- Set problem a:
From the comment thread on New Jersey and the rail line, extract the passage from "CN basically always" to "want to go to.", copying it word for word.

CN basically always skips over NJ and groups it in with NYC. I see why, but you’re right. And i don’t think anyone who would hypothetically build this line could get away with skipping over NJ for those reasons you stated. So much traffic comes from NJ alone.
@@KameraChimera I travel to and from New Jersey pretty regularly. I transfer to NJ Transit in NY Penn station. It's fine. An express can't stop in every city you want to go to.
@@charliesullivan4304 NYP and NJ transit can hardly operate as it is now without massive delays coming out the city. It couldn’t handle the rapid influx of people who took the train to NY but actually wanted to go to NJ. Newark Penn is right there and is a massive point of connection and it would make sense to have a stop there. If you’re creating a new bottleneck for thousands of people it somewhat defeats the purpose.
@@Ray03595 Oh I agree that there's work needed to find the right place to put the stations and make efficient connections to regional rail. But if this results in a massive increase in ridership on regional rail that's a good thing--we can then expand that service.

- Given records:
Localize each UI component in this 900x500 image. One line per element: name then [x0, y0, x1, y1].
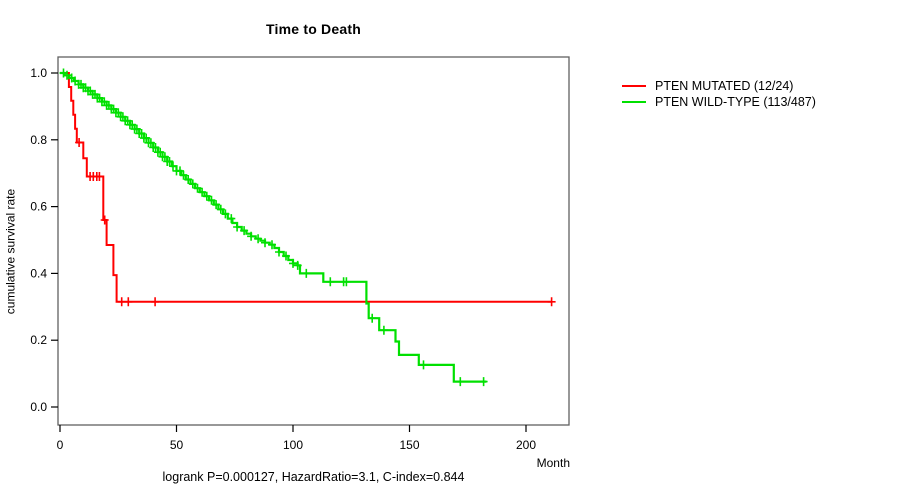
x-tick-label: 200 [516, 438, 536, 452]
stats-caption: logrank P=0.000127, HazardRatio=3.1, C-i… [162, 470, 465, 484]
y-tick-label: 0.2 [30, 333, 47, 347]
x-tick-label: 50 [170, 438, 184, 452]
censor-marks-wildtype [59, 68, 488, 387]
legend-label-mutated: PTEN MUTATED (12/24) [655, 79, 794, 93]
y-tick-label: 0.8 [30, 133, 47, 147]
legend: PTEN MUTATED (12/24) PTEN WILD-TYPE (113… [622, 78, 816, 110]
legend-label-wildtype: PTEN WILD-TYPE (113/487) [655, 95, 816, 109]
y-tick-label: 0.0 [30, 400, 47, 414]
x-tick-label: 0 [57, 438, 64, 452]
y-tick-label: 0.6 [30, 200, 47, 214]
y-tick-label: 1.0 [30, 66, 47, 80]
survival-curve-wildtype [60, 71, 487, 383]
x-tick-label: 100 [283, 438, 303, 452]
censor-marks-mutated [75, 138, 556, 307]
survival-curve-mutated [60, 72, 552, 303]
legend-item-mutated: PTEN MUTATED (12/24) [622, 78, 816, 94]
plot-frame [57, 56, 570, 426]
y-tick-label: 0.4 [30, 266, 47, 280]
y-axis-label: cumulative survival rate [3, 188, 18, 315]
legend-item-wildtype: PTEN WILD-TYPE (113/487) [622, 94, 816, 110]
legend-line-swatch-mutated [622, 85, 646, 87]
chart-title: Time to Death [266, 21, 361, 37]
x-axis-label: Month [536, 456, 570, 470]
legend-line-swatch-wildtype [622, 101, 646, 103]
x-tick-label: 150 [399, 438, 419, 452]
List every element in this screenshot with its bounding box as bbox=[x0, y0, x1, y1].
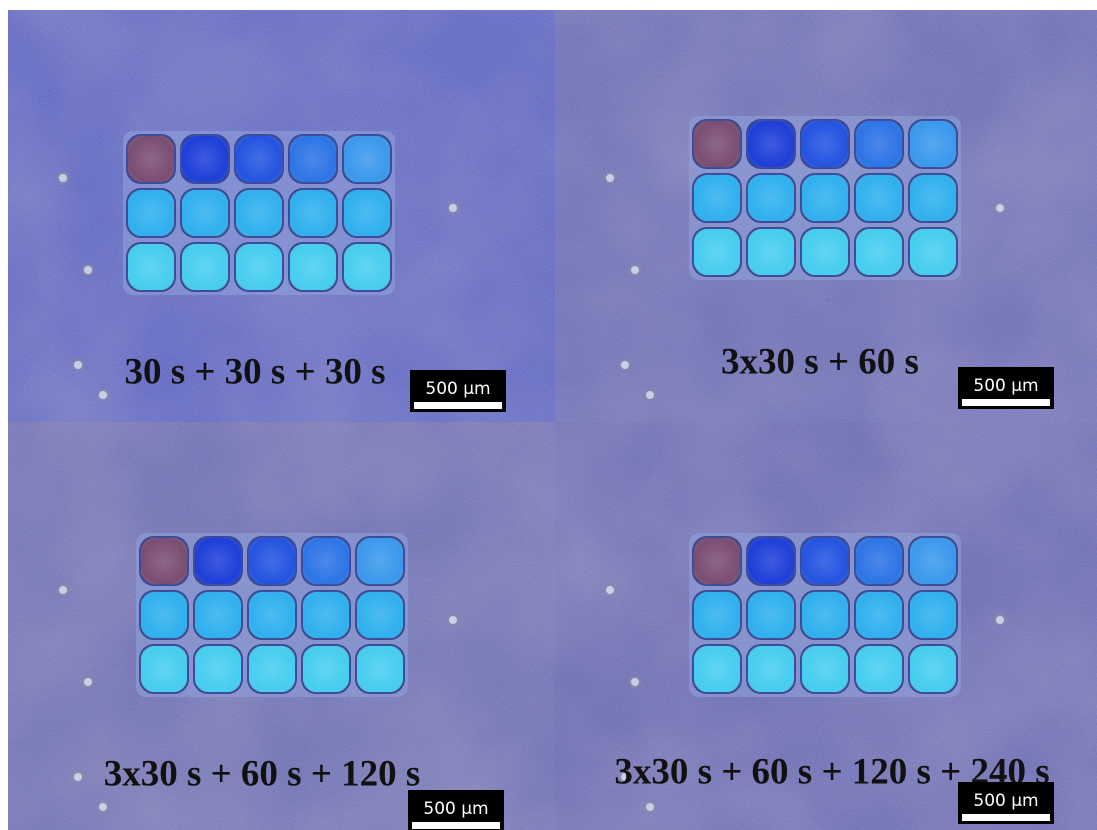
particle bbox=[73, 772, 83, 782]
well-shade bbox=[140, 645, 188, 693]
well-shade bbox=[343, 189, 391, 237]
particle bbox=[645, 390, 655, 400]
micrograph-panel: 3x30 s + 60 s 500 µm bbox=[555, 10, 1097, 422]
well-shade bbox=[181, 135, 229, 183]
well-shade bbox=[693, 228, 741, 276]
well-shade bbox=[855, 120, 903, 168]
panels: 30 s + 30 s + 30 s 500 µm 3x30 s + 60 s 500… bbox=[8, 10, 1097, 830]
well-shade bbox=[302, 591, 350, 639]
well-shade bbox=[289, 135, 337, 183]
particle bbox=[83, 677, 93, 687]
scale-bar bbox=[962, 814, 1050, 821]
well-shade bbox=[289, 243, 337, 291]
well-shade bbox=[909, 645, 957, 693]
particle bbox=[448, 615, 458, 625]
scale-bar bbox=[414, 402, 502, 409]
well-shade bbox=[801, 120, 849, 168]
well-shade bbox=[747, 228, 795, 276]
well-shade bbox=[747, 120, 795, 168]
particle bbox=[630, 265, 640, 275]
well-shade bbox=[693, 174, 741, 222]
well-shade bbox=[248, 591, 296, 639]
well-shade bbox=[801, 174, 849, 222]
well-shade bbox=[855, 645, 903, 693]
well-shade bbox=[302, 537, 350, 585]
well-shade bbox=[343, 243, 391, 291]
particle bbox=[58, 585, 68, 595]
well-shade bbox=[855, 537, 903, 585]
well-shade bbox=[801, 591, 849, 639]
well-shade bbox=[194, 645, 242, 693]
well-shade bbox=[302, 645, 350, 693]
well-shade bbox=[909, 228, 957, 276]
well-shade bbox=[801, 645, 849, 693]
particle bbox=[83, 265, 93, 275]
particle bbox=[620, 360, 630, 370]
page: 30 s + 30 s + 30 s 500 µm 3x30 s + 60 s 500… bbox=[0, 0, 1097, 830]
well-shade bbox=[356, 645, 404, 693]
well-shade bbox=[356, 591, 404, 639]
well-shade bbox=[127, 189, 175, 237]
particle bbox=[605, 173, 615, 183]
well-shade bbox=[909, 174, 957, 222]
panel-label: 3x30 s + 60 s bbox=[721, 341, 919, 382]
well-shade bbox=[855, 174, 903, 222]
well-shade bbox=[235, 243, 283, 291]
particle bbox=[995, 615, 1005, 625]
scale-bar-label: 500 µm bbox=[423, 799, 488, 819]
particle bbox=[630, 677, 640, 687]
particle bbox=[995, 203, 1005, 213]
well-shade bbox=[801, 537, 849, 585]
well-shade bbox=[181, 189, 229, 237]
particle bbox=[98, 802, 108, 812]
well-shade bbox=[194, 591, 242, 639]
well-shade bbox=[747, 591, 795, 639]
well-shade bbox=[855, 591, 903, 639]
well-shade bbox=[747, 174, 795, 222]
particle bbox=[58, 173, 68, 183]
well-shade bbox=[248, 537, 296, 585]
scale-bar-label: 500 µm bbox=[973, 376, 1038, 396]
micrograph-panel: 30 s + 30 s + 30 s 500 µm bbox=[8, 10, 555, 422]
well-shade bbox=[127, 135, 175, 183]
micrograph-figure: 30 s + 30 s + 30 s 500 µm 3x30 s + 60 s 500… bbox=[0, 0, 1097, 830]
well-shade bbox=[356, 537, 404, 585]
well-shade bbox=[693, 591, 741, 639]
well-shade bbox=[909, 591, 957, 639]
well-shade bbox=[747, 645, 795, 693]
scale-bar bbox=[412, 822, 500, 829]
well-shade bbox=[693, 537, 741, 585]
well-shade bbox=[127, 243, 175, 291]
well-shade bbox=[181, 243, 229, 291]
well-shade bbox=[801, 228, 849, 276]
particle bbox=[98, 390, 108, 400]
well-shade bbox=[140, 537, 188, 585]
well-shade bbox=[909, 537, 957, 585]
scale-bar bbox=[962, 399, 1050, 406]
well-shade bbox=[235, 135, 283, 183]
panel-label: 30 s + 30 s + 30 s bbox=[124, 351, 385, 392]
particle bbox=[73, 360, 83, 370]
well-shade bbox=[289, 189, 337, 237]
scale-bar-label: 500 µm bbox=[973, 791, 1038, 811]
well-shade bbox=[747, 537, 795, 585]
panel-label: 3x30 s + 60 s + 120 s bbox=[104, 753, 421, 794]
well-shade bbox=[194, 537, 242, 585]
particle bbox=[448, 203, 458, 213]
well-shade bbox=[248, 645, 296, 693]
scale-bar-label: 500 µm bbox=[425, 379, 490, 399]
well-shade bbox=[693, 645, 741, 693]
particle bbox=[605, 585, 615, 595]
well-shade bbox=[909, 120, 957, 168]
well-shade bbox=[235, 189, 283, 237]
particle bbox=[645, 802, 655, 812]
well-shade bbox=[693, 120, 741, 168]
well-shade bbox=[140, 591, 188, 639]
well-shade bbox=[855, 228, 903, 276]
well-shade bbox=[343, 135, 391, 183]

- Set problem b:
In the entries above, put the lines from the line with "x-tick-label: 200 [516, 438, 536, 452]" to the line with "legend-item-mutated: PTEN MUTATED" into a Markdown table with the columns n and Line. Give each row its number under n, and leave out blank lines.

- Task response a:
CN basically always skips over NJ and groups it in with NYC. I see why, but you’re right. And i don’t think anyone who would hypothetically build this line could get away with skipping over NJ for those reasons you stated. So much traffic comes from NJ alone.
@@KameraChimera I travel to and from New Jersey pretty regularly. I transfer to NJ Transit in NY Penn station. It's fine. An express can't stop in every city you want to go to.

- Task response b:
| n | Line |
|---|---|
| 1 | x-tick-label: 200 [516, 438, 536, 452] |
| 2 | stats-caption: logrank P=0.000127, HazardRatio=3.1, C-i… [162, 470, 465, 484] |
| 3 | y-tick-label: 0.2 [30, 333, 47, 347] |
| 4 | x-tick-label: 50 [170, 438, 184, 452] |
| 5 | censor-marks-wildtype [59, 68, 488, 387] |
| 6 | legend-label-mutated: PTEN MUTATED (12/24) [655, 79, 794, 93] |
| 7 | y-tick-label: 0.8 [30, 133, 47, 147] |
| 8 | legend: PTEN MUTATED (12/24) PTEN WILD-TYPE (113… [622, 78, 816, 110] |
| 9 | legend-label-wildtype: PTEN WILD-TYPE (113/487) [655, 95, 816, 109] |
| 10 | y-tick-label: 0.0 [30, 400, 47, 414] |
| 11 | x-tick-label: 0 [57, 438, 64, 452] |
| 12 | y-tick-label: 0.6 [30, 200, 47, 214] |
| 13 | y-tick-label: 1.0 [30, 66, 47, 80] |
| 14 | survival-curve-wildtype [60, 71, 487, 383] |
| 15 | x-tick-label: 100 [283, 438, 303, 452] |
| 16 | censor-marks-mutated [75, 138, 556, 307] |
| 17 | survival-curve-mutated [60, 72, 552, 303] |
| 18 | legend-item-mutated: PTEN MUTATED (12/24) [622, 78, 816, 94] |